▸ Saved data entries:
--------------------------------

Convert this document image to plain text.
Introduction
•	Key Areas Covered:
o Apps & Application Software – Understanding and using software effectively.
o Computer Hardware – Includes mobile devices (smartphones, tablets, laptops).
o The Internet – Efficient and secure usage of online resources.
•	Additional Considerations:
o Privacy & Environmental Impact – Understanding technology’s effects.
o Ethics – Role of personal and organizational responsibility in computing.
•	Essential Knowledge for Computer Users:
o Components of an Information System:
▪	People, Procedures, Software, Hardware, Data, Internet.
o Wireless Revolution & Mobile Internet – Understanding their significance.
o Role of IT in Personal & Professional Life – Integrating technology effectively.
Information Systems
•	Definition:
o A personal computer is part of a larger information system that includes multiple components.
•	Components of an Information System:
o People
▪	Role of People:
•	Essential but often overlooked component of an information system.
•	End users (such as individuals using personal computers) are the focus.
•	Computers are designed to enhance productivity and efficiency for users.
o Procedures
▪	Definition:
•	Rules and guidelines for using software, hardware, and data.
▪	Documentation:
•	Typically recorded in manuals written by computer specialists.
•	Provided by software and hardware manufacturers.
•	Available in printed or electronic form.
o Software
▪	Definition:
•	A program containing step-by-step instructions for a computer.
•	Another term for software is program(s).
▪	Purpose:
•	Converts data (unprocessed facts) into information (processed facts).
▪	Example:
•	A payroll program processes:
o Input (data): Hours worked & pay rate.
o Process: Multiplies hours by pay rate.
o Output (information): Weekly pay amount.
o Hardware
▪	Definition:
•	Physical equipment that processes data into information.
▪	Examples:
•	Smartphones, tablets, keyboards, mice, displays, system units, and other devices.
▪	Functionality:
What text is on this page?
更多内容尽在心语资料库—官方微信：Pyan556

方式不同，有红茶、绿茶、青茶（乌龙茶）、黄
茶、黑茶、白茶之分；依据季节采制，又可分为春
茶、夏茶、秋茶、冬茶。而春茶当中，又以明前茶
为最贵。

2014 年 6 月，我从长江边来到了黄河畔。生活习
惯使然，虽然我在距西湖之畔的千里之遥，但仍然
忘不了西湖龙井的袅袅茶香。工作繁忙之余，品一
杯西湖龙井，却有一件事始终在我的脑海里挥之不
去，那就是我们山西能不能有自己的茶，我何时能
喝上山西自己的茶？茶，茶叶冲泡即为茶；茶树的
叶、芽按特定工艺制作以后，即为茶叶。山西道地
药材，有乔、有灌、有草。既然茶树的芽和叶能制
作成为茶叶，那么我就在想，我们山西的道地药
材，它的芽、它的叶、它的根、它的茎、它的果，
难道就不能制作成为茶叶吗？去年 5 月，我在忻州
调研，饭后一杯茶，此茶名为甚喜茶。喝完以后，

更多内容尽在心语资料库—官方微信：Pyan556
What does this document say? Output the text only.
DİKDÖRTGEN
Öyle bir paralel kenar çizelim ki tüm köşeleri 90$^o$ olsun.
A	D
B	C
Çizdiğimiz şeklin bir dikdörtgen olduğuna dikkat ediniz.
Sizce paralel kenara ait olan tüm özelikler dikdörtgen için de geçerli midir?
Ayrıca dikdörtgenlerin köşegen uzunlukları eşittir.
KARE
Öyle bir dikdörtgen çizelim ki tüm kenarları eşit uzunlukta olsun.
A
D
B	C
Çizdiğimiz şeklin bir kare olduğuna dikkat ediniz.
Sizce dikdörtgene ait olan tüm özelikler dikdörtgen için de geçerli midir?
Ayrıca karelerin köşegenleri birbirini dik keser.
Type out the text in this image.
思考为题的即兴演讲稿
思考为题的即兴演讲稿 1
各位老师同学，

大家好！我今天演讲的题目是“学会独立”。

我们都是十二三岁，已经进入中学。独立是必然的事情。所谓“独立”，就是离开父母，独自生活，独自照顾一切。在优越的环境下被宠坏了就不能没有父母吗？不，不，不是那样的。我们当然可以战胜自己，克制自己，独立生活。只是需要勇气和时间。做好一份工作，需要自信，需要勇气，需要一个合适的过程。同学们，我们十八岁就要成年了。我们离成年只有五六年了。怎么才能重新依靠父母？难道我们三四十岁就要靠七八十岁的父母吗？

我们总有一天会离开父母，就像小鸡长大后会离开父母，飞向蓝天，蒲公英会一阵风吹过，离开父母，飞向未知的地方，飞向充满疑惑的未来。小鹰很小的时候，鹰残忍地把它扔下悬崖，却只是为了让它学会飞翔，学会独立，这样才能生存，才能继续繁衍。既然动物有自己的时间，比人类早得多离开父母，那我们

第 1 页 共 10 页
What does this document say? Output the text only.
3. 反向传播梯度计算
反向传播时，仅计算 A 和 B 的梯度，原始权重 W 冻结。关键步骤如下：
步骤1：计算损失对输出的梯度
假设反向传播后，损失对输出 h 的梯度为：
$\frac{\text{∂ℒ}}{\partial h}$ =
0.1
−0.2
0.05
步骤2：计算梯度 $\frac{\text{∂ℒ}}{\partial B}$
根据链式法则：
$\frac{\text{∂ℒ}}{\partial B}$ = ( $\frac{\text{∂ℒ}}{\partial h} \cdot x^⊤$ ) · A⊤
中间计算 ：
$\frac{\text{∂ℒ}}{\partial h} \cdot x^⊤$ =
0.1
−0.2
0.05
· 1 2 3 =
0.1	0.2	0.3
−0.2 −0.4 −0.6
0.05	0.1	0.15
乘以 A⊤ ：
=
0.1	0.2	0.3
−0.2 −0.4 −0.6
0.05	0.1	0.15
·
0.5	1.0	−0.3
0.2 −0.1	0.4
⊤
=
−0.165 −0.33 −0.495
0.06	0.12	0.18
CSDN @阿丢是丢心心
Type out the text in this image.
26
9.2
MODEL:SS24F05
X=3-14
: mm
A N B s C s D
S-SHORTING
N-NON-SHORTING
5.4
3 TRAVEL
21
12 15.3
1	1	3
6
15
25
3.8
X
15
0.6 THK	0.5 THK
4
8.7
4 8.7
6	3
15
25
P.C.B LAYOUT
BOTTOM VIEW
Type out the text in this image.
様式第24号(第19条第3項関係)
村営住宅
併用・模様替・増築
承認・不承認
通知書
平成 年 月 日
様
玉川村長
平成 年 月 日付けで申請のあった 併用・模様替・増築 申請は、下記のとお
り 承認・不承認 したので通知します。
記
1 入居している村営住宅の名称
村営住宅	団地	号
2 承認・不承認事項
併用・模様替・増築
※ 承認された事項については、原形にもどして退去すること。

--------------------------------

Pull out every line containing "that".

o A personal computer is part of a larger information system that includes multiple components.
•	Physical equipment that processes data into information.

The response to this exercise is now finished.